# start of Extracted material

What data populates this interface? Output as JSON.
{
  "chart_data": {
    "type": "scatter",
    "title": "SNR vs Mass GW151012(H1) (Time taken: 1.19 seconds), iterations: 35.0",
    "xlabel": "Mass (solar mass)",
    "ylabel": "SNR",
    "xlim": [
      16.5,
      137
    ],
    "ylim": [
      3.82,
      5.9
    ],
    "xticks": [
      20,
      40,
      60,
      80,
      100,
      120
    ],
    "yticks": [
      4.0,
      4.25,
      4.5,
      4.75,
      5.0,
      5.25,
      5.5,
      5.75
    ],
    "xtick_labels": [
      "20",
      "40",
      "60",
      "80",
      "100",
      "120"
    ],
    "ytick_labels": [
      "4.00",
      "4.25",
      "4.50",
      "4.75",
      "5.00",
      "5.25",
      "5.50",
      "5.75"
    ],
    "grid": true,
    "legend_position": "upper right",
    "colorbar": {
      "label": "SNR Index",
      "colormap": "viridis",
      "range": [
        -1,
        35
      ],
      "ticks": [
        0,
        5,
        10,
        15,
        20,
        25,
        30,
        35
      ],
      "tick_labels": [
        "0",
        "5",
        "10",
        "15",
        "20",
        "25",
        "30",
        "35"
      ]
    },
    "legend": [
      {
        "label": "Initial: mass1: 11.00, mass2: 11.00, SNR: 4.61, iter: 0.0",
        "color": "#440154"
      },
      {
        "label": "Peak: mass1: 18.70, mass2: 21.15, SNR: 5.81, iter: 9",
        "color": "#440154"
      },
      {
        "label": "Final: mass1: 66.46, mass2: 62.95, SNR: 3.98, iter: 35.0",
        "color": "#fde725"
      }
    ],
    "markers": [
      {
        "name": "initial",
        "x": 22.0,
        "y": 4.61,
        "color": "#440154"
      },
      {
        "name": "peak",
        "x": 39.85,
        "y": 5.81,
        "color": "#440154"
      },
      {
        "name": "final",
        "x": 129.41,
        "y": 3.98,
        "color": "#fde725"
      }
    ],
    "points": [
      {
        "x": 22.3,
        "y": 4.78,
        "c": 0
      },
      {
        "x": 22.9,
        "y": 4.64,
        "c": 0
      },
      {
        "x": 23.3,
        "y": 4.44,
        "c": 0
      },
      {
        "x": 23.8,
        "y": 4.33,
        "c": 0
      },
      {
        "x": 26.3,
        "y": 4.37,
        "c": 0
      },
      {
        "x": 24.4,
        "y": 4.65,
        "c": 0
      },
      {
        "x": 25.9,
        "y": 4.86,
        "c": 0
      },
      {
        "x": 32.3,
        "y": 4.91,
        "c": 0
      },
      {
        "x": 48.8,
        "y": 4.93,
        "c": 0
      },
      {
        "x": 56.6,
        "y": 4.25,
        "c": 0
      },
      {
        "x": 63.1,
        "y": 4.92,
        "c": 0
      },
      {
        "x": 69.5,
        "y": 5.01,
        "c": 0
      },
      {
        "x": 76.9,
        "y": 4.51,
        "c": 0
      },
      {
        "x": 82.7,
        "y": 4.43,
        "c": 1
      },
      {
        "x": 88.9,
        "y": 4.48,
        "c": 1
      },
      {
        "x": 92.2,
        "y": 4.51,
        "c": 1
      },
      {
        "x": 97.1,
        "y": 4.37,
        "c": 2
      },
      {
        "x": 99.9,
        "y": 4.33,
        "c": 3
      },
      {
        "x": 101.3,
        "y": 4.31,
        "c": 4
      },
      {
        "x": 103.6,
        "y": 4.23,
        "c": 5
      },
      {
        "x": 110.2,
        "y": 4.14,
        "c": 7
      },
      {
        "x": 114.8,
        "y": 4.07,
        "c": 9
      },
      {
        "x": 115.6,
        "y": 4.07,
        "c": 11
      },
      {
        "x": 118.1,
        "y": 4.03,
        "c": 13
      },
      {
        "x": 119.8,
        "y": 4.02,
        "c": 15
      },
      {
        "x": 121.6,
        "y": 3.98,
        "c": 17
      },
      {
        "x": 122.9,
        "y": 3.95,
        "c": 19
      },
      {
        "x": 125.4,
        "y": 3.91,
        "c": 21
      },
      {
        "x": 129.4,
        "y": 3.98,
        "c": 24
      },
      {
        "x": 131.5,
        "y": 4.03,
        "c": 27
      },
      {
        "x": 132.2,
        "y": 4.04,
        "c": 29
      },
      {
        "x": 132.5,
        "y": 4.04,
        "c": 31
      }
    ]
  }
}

# end of Extracted material

### Problem details
Every line of the data above should be reproduced word for word.

### Response for this exercise
What data populates this interface? Output as JSON.
{
  "chart_data": {
    "type": "scatter",
    "title": "SNR vs Mass GW151012(H1) (Time taken: 1.19 seconds), iterations: 35.0",
    "xlabel": "Mass (solar mass)",
    "ylabel": "SNR",
    "xlim": [
      16.5,
      137
    ],
    "ylim": [
      3.82,
      5.9
    ],
    "xticks": [
      20,
      40,
      60,
      80,
      100,
      120
    ],
    "yticks": [
      4.0,
      4.25,
      4.5,
      4.75,
      5.0,
      5.25,
      5.5,
      5.75
    ],
    "xtick_labels": [
      "20",
      "40",
      "60",
      "80",
      "100",
      "120"
    ],
    "ytick_labels": [
      "4.00",
      "4.25",
      "4.50",
      "4.75",
      "5.00",
      "5.25",
      "5.50",
      "5.75"
    ],
    "grid": true,
    "legend_position": "upper right",
    "colorbar": {
      "label": "SNR Index",
      "colormap": "viridis",
      "range": [
        -1,
        35
      ],
      "ticks": [
        0,
        5,
        10,
        15,
        20,
        25,
        30,
        35
      ],
      "tick_labels": [
        "0",
        "5",
        "10",
        "15",
        "20",
        "25",
        "30",
        "35"
      ]
    },
    "legend": [
      {
        "label": "Initial: mass1: 11.00, mass2: 11.00, SNR: 4.61, iter: 0.0",
        "color": "#440154"
      },
      {
        "label": "Peak: mass1: 18.70, mass2: 21.15, SNR: 5.81, iter: 9",
        "color": "#440154"
      },
      {
        "label": "Final: mass1: 66.46, mass2: 62.95, SNR: 3.98, iter: 35.0",
        "color": "#fde725"
      }
    ],
    "markers": [
      {
        "name": "initial",
        "x": 22.0,
        "y": 4.61,
        "color": "#440154"
      },
      {
        "name": "peak",
        "x": 39.85,
        "y": 5.81,
        "color": "#440154"
      },
      {
        "name": "final",
        "x": 129.41,
        "y": 3.98,
        "color": "#fde725"
      }
    ],
    "points": [
      {
        "x": 22.3,
        "y": 4.78,
        "c": 0
      },
      {
        "x": 22.9,
        "y": 4.64,
        "c": 0
      },
      {
        "x": 23.3,
        "y": 4.44,
        "c": 0
      },
      {
        "x": 23.8,
        "y": 4.33,
        "c": 0
      },
      {
        "x": 26.3,
        "y": 4.37,
        "c": 0
      },
      {
        "x": 24.4,
        "y": 4.65,
        "c": 0
      },
      {
        "x": 25.9,
        "y": 4.86,
        "c": 0
      },
      {
        "x": 32.3,
        "y": 4.91,
        "c": 0
      },
      {
        "x": 48.8,
        "y": 4.93,
        "c": 0
      },
      {
        "x": 56.6,
        "y": 4.25,
        "c": 0
      },
      {
        "x": 63.1,
        "y": 4.92,
        "c": 0
      },
      {
        "x": 69.5,
        "y": 5.01,
        "c": 0
      },
      {
        "x": 76.9,
        "y": 4.51,
        "c": 0
      },
      {
        "x": 82.7,
        "y": 4.43,
        "c": 1
      },
      {
        "x": 88.9,
        "y": 4.48,
        "c": 1
      },
      {
        "x": 92.2,
        "y": 4.51,
        "c": 1
      },
      {
        "x": 97.1,
        "y": 4.37,
        "c": 2
      },
      {
        "x": 99.9,
        "y": 4.33,
        "c": 3
      },
      {
        "x": 101.3,
        "y": 4.31,
        "c": 4
      },
      {
        "x": 103.6,
        "y": 4.23,
        "c": 5
      },
      {
        "x": 110.2,
        "y": 4.14,
        "c": 7
      },
      {
        "x": 114.8,
        "y": 4.07,
        "c": 9
      },
      {
        "x": 115.6,
        "y": 4.07,
        "c": 11
      },
      {
        "x": 118.1,
        "y": 4.03,
        "c": 13
      },
      {
        "x": 119.8,
        "y": 4.02,
        "c": 15
      },
      {
        "x": 121.6,
        "y": 3.98,
        "c": 17
      },
      {
        "x": 122.9,
        "y": 3.95,
        "c": 19
      },
      {
        "x": 125.4,
        "y": 3.91,
        "c": 21
      },
      {
        "x": 129.4,
        "y": 3.98,
        "c": 24
      },
      {
        "x": 131.5,
        "y": 4.03,
        "c": 27
      },
      {
        "x": 132.2,
        "y": 4.04,
        "c": 29
      },
      {
        "x": 132.5,
        "y": 4.04,
        "c": 31
      }
    ]
  }
}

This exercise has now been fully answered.